GOAL
Write out the data again in full, exactly as it reads.

▼▼▼

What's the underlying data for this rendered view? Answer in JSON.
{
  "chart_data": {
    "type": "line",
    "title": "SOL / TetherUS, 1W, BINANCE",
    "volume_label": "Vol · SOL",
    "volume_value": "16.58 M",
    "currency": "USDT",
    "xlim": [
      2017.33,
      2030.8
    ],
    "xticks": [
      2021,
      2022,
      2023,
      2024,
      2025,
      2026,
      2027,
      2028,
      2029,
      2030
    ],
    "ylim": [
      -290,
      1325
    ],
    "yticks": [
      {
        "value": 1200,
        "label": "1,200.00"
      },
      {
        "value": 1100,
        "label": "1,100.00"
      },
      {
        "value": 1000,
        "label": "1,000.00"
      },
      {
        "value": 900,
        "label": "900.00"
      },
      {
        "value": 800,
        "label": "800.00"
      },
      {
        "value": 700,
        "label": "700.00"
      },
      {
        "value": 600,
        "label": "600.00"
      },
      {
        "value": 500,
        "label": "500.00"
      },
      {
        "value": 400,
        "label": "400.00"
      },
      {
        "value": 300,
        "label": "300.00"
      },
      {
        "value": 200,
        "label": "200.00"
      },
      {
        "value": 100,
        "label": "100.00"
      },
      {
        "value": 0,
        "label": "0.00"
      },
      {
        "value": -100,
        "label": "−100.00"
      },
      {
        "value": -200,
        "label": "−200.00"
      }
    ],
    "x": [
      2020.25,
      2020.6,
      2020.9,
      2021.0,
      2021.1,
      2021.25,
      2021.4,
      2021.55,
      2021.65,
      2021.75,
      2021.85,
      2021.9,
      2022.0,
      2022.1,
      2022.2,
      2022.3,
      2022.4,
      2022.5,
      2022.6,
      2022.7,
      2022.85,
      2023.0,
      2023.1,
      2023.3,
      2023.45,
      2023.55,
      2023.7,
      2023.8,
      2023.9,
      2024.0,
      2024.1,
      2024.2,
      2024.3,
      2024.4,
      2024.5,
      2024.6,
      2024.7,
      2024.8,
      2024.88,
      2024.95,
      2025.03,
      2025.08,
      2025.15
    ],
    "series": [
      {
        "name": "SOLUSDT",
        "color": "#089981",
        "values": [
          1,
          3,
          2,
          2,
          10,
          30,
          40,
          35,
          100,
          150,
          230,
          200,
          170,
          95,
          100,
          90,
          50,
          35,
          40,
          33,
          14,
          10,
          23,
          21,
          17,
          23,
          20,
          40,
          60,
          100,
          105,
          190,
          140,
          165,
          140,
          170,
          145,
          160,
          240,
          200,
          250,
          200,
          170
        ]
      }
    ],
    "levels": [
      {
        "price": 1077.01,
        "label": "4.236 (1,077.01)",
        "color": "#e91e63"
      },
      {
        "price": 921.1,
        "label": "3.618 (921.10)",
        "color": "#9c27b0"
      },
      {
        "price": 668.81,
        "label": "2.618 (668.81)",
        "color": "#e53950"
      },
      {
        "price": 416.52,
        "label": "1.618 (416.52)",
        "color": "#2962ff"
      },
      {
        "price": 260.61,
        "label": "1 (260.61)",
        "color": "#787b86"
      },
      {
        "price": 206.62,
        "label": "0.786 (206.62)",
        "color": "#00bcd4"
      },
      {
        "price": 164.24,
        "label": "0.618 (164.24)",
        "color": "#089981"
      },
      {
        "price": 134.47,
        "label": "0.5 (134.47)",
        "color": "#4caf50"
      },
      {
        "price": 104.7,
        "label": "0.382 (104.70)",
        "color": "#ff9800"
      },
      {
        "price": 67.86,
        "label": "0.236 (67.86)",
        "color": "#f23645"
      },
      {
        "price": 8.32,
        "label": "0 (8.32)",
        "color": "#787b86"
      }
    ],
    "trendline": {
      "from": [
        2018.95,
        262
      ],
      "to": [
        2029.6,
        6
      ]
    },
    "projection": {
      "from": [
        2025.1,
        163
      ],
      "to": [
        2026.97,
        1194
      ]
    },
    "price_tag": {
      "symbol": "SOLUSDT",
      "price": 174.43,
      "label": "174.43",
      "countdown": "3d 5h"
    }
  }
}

▲▲▲

REPLY
What's the underlying data for this rendered view? Answer in JSON.
{
  "chart_data": {
    "type": "line",
    "title": "SOL / TetherUS, 1W, BINANCE",
    "volume_label": "Vol · SOL",
    "volume_value": "16.58 M",
    "currency": "USDT",
    "xlim": [
      2017.33,
      2030.8
    ],
    "xticks": [
      2021,
      2022,
      2023,
      2024,
      2025,
      2026,
      2027,
      2028,
      2029,
      2030
    ],
    "ylim": [
      -290,
      1325
    ],
    "yticks": [
      {
        "value": 1200,
        "label": "1,200.00"
      },
      {
        "value": 1100,
        "label": "1,100.00"
      },
      {
        "value": 1000,
        "label": "1,000.00"
      },
      {
        "value": 900,
        "label": "900.00"
      },
      {
        "value": 800,
        "label": "800.00"
      },
      {
        "value": 700,
        "label": "700.00"
      },
      {
        "value": 600,
        "label": "600.00"
      },
      {
        "value": 500,
        "label": "500.00"
      },
      {
        "value": 400,
        "label": "400.00"
      },
      {
        "value": 300,
        "label": "300.00"
      },
      {
        "value": 200,
        "label": "200.00"
      },
      {
        "value": 100,
        "label": "100.00"
      },
      {
        "value": 0,
        "label": "0.00"
      },
      {
        "value": -100,
        "label": "−100.00"
      },
      {
        "value": -200,
        "label": "−200.00"
      }
    ],
    "x": [
      2020.25,
      2020.6,
      2020.9,
      2021.0,
      2021.1,
      2021.25,
      2021.4,
      2021.55,
      2021.65,
      2021.75,
      2021.85,
      2021.9,
      2022.0,
      2022.1,
      2022.2,
      2022.3,
      2022.4,
      2022.5,
      2022.6,
      2022.7,
      2022.85,
      2023.0,
      2023.1,
      2023.3,
      2023.45,
      2023.55,
      2023.7,
      2023.8,
      2023.9,
      2024.0,
      2024.1,
      2024.2,
      2024.3,
      2024.4,
      2024.5,
      2024.6,
      2024.7,
      2024.8,
      2024.88,
      2024.95,
      2025.03,
      2025.08,
      2025.15
    ],
    "series": [
      {
        "name": "SOLUSDT",
        "color": "#089981",
        "values": [
          1,
          3,
          2,
          2,
          10,
          30,
          40,
          35,
          100,
          150,
          230,
          200,
          170,
          95,
          100,
          90,
          50,
          35,
          40,
          33,
          14,
          10,
          23,
          21,
          17,
          23,
          20,
          40,
          60,
          100,
          105,
          190,
          140,
          165,
          140,
          170,
          145,
          160,
          240,
          200,
          250,
          200,
          170
        ]
      }
    ],
    "levels": [
      {
        "price": 1077.01,
        "label": "4.236 (1,077.01)",
        "color": "#e91e63"
      },
      {
        "price": 921.1,
        "label": "3.618 (921.10)",
        "color": "#9c27b0"
      },
      {
        "price": 668.81,
        "label": "2.618 (668.81)",
        "color": "#e53950"
      },
      {
        "price": 416.52,
        "label": "1.618 (416.52)",
        "color": "#2962ff"
      },
      {
        "price": 260.61,
        "label": "1 (260.61)",
        "color": "#787b86"
      },
      {
        "price": 206.62,
        "label": "0.786 (206.62)",
        "color": "#00bcd4"
      },
      {
        "price": 164.24,
        "label": "0.618 (164.24)",
        "color": "#089981"
      },
      {
        "price": 134.47,
        "label": "0.5 (134.47)",
        "color": "#4caf50"
      },
      {
        "price": 104.7,
        "label": "0.382 (104.70)",
        "color": "#ff9800"
      },
      {
        "price": 67.86,
        "label": "0.236 (67.86)",
        "color": "#f23645"
      },
      {
        "price": 8.32,
        "label": "0 (8.32)",
        "color": "#787b86"
      }
    ],
    "trendline": {
      "from": [
        2018.95,
        262
      ],
      "to": [
        2029.6,
        6
      ]
    },
    "projection": {
      "from": [
        2025.1,
        163
      ],
      "to": [
        2026.97,
        1194
      ]
    },
    "price_tag": {
      "symbol": "SOLUSDT",
      "price": 174.43,
      "label": "174.43",
      "countdown": "3d 5h"
    }
  }
}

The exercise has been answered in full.